** START OF RECORDS FOR THIS TASK **
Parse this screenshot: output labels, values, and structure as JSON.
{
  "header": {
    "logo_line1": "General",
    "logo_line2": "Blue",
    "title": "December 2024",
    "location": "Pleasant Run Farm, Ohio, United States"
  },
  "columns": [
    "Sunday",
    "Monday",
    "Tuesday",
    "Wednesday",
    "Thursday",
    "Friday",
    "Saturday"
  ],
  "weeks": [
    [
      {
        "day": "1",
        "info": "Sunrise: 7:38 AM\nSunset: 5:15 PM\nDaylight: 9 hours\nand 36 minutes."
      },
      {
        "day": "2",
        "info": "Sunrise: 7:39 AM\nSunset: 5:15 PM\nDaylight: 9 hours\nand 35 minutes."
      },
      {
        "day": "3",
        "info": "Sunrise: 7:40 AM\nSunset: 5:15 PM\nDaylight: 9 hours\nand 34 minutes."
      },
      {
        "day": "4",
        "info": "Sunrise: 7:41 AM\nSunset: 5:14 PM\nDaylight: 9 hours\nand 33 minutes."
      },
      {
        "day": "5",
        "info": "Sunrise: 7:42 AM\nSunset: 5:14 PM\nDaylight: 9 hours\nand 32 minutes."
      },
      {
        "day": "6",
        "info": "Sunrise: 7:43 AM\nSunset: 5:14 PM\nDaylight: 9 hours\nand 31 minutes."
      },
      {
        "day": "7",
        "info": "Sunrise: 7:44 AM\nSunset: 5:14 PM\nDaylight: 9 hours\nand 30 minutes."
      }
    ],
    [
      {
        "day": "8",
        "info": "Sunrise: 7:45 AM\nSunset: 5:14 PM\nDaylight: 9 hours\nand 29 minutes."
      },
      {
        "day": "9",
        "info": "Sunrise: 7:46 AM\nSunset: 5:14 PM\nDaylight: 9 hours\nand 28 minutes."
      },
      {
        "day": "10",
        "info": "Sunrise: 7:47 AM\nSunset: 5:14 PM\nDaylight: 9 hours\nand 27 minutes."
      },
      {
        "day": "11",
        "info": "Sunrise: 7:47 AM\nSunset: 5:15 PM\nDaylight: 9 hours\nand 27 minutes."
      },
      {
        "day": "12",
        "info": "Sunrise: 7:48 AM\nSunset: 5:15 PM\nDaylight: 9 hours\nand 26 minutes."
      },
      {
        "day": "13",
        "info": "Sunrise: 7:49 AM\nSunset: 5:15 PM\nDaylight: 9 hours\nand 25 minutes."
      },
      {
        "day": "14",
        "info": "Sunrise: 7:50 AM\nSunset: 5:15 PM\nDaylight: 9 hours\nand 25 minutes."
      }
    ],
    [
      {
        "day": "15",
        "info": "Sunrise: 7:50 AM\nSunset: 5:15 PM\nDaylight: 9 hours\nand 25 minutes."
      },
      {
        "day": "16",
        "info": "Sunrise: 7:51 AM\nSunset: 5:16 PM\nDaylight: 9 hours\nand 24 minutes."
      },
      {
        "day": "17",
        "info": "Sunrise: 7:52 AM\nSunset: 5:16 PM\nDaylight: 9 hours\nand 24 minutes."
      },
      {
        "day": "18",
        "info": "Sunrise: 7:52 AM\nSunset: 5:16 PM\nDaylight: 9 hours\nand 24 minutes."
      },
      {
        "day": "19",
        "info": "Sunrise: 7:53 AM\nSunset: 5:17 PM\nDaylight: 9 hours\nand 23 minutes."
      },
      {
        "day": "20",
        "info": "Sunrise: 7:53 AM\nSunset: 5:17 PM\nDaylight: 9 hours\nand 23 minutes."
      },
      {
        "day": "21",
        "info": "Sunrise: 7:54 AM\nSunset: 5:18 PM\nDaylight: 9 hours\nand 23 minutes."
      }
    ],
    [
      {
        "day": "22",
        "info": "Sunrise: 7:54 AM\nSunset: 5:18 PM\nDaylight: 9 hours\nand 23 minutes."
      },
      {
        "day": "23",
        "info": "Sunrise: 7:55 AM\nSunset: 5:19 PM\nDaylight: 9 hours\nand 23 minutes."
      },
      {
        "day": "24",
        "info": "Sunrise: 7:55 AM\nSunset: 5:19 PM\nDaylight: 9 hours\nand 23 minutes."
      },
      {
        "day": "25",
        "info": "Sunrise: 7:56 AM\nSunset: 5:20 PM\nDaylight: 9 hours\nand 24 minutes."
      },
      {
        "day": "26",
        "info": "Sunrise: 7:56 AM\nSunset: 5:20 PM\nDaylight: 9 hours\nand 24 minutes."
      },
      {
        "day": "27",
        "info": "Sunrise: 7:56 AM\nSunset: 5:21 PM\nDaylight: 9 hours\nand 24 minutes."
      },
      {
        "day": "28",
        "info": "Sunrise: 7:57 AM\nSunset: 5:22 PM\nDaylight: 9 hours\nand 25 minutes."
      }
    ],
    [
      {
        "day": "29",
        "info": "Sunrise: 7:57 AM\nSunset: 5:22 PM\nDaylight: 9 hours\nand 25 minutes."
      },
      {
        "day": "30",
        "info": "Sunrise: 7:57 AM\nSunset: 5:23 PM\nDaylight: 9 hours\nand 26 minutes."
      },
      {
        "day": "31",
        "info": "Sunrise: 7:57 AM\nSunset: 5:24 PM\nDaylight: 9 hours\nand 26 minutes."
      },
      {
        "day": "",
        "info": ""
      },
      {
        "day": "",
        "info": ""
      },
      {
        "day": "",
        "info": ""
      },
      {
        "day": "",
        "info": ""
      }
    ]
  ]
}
** END OF RECORDS FOR THIS TASK **
* SET TASK: Your task is to give the records above again, exactly.

* RESULT:
Parse this screenshot: output labels, values, and structure as JSON.
{
  "header": {
    "logo_line1": "General",
    "logo_line2": "Blue",
    "title": "December 2024",
    "location": "Pleasant Run Farm, Ohio, United States"
  },
  "columns": [
    "Sunday",
    "Monday",
    "Tuesday",
    "Wednesday",
    "Thursday",
    "Friday",
    "Saturday"
  ],
  "weeks": [
    [
      {
        "day": "1",
        "info": "Sunrise: 7:38 AM\nSunset: 5:15 PM\nDaylight: 9 hours\nand 36 minutes."
      },
      {
        "day": "2",
        "info": "Sunrise: 7:39 AM\nSunset: 5:15 PM\nDaylight: 9 hours\nand 35 minutes."
      },
      {
        "day": "3",
        "info": "Sunrise: 7:40 AM\nSunset: 5:15 PM\nDaylight: 9 hours\nand 34 minutes."
      },
      {
        "day": "4",
        "info": "Sunrise: 7:41 AM\nSunset: 5:14 PM\nDaylight: 9 hours\nand 33 minutes."
      },
      {
        "day": "5",
        "info": "Sunrise: 7:42 AM\nSunset: 5:14 PM\nDaylight: 9 hours\nand 32 minutes."
      },
      {
        "day": "6",
        "info": "Sunrise: 7:43 AM\nSunset: 5:14 PM\nDaylight: 9 hours\nand 31 minutes."
      },
      {
        "day": "7",
        "info": "Sunrise: 7:44 AM\nSunset: 5:14 PM\nDaylight: 9 hours\nand 30 minutes."
      }
    ],
    [
      {
        "day": "8",
        "info": "Sunrise: 7:45 AM\nSunset: 5:14 PM\nDaylight: 9 hours\nand 29 minutes."
      },
      {
        "day": "9",
        "info": "Sunrise: 7:46 AM\nSunset: 5:14 PM\nDaylight: 9 hours\nand 28 minutes."
      },
      {
        "day": "10",
        "info": "Sunrise: 7:47 AM\nSunset: 5:14 PM\nDaylight: 9 hours\nand 27 minutes."
      },
      {
        "day": "11",
        "info": "Sunrise: 7:47 AM\nSunset: 5:15 PM\nDaylight: 9 hours\nand 27 minutes."
      },
      {
        "day": "12",
        "info": "Sunrise: 7:48 AM\nSunset: 5:15 PM\nDaylight: 9 hours\nand 26 minutes."
      },
      {
        "day": "13",
        "info": "Sunrise: 7:49 AM\nSunset: 5:15 PM\nDaylight: 9 hours\nand 25 minutes."
      },
      {
        "day": "14",
        "info": "Sunrise: 7:50 AM\nSunset: 5:15 PM\nDaylight: 9 hours\nand 25 minutes."
      }
    ],
    [
      {
        "day": "15",
        "info": "Sunrise: 7:50 AM\nSunset: 5:15 PM\nDaylight: 9 hours\nand 25 minutes."
      },
      {
        "day": "16",
        "info": "Sunrise: 7:51 AM\nSunset: 5:16 PM\nDaylight: 9 hours\nand 24 minutes."
      },
      {
        "day": "17",
        "info": "Sunrise: 7:52 AM\nSunset: 5:16 PM\nDaylight: 9 hours\nand 24 minutes."
      },
      {
        "day": "18",
        "info": "Sunrise: 7:52 AM\nSunset: 5:16 PM\nDaylight: 9 hours\nand 24 minutes."
      },
      {
        "day": "19",
        "info": "Sunrise: 7:53 AM\nSunset: 5:17 PM\nDaylight: 9 hours\nand 23 minutes."
      },
      {
        "day": "20",
        "info": "Sunrise: 7:53 AM\nSunset: 5:17 PM\nDaylight: 9 hours\nand 23 minutes."
      },
      {
        "day": "21",
        "info": "Sunrise: 7:54 AM\nSunset: 5:18 PM\nDaylight: 9 hours\nand 23 minutes."
      }
    ],
    [
      {
        "day": "22",
        "info": "Sunrise: 7:54 AM\nSunset: 5:18 PM\nDaylight: 9 hours\nand 23 minutes."
      },
      {
        "day": "23",
        "info": "Sunrise: 7:55 AM\nSunset: 5:19 PM\nDaylight: 9 hours\nand 23 minutes."
      },
      {
        "day": "24",
        "info": "Sunrise: 7:55 AM\nSunset: 5:19 PM\nDaylight: 9 hours\nand 23 minutes."
      },
      {
        "day": "25",
        "info": "Sunrise: 7:56 AM\nSunset: 5:20 PM\nDaylight: 9 hours\nand 24 minutes."
      },
      {
        "day": "26",
        "info": "Sunrise: 7:56 AM\nSunset: 5:20 PM\nDaylight: 9 hours\nand 24 minutes."
      },
      {
        "day": "27",
        "info": "Sunrise: 7:56 AM\nSunset: 5:21 PM\nDaylight: 9 hours\nand 24 minutes."
      },
      {
        "day": "28",
        "info": "Sunrise: 7:57 AM\nSunset: 5:22 PM\nDaylight: 9 hours\nand 25 minutes."
      }
    ],
    [
      {
        "day": "29",
        "info": "Sunrise: 7:57 AM\nSunset: 5:22 PM\nDaylight: 9 hours\nand 25 minutes."
      },
      {
        "day": "30",
        "info": "Sunrise: 7:57 AM\nSunset: 5:23 PM\nDaylight: 9 hours\nand 26 minutes."
      },
      {
        "day": "31",
        "info": "Sunrise: 7:57 AM\nSunset: 5:24 PM\nDaylight: 9 hours\nand 26 minutes."
      },
      {
        "day": "",
        "info": ""
      },
      {
        "day": "",
        "info": ""
      },
      {
        "day": "",
        "info": ""
      },
      {
        "day": "",
        "info": ""
      }
    ]
  ]
}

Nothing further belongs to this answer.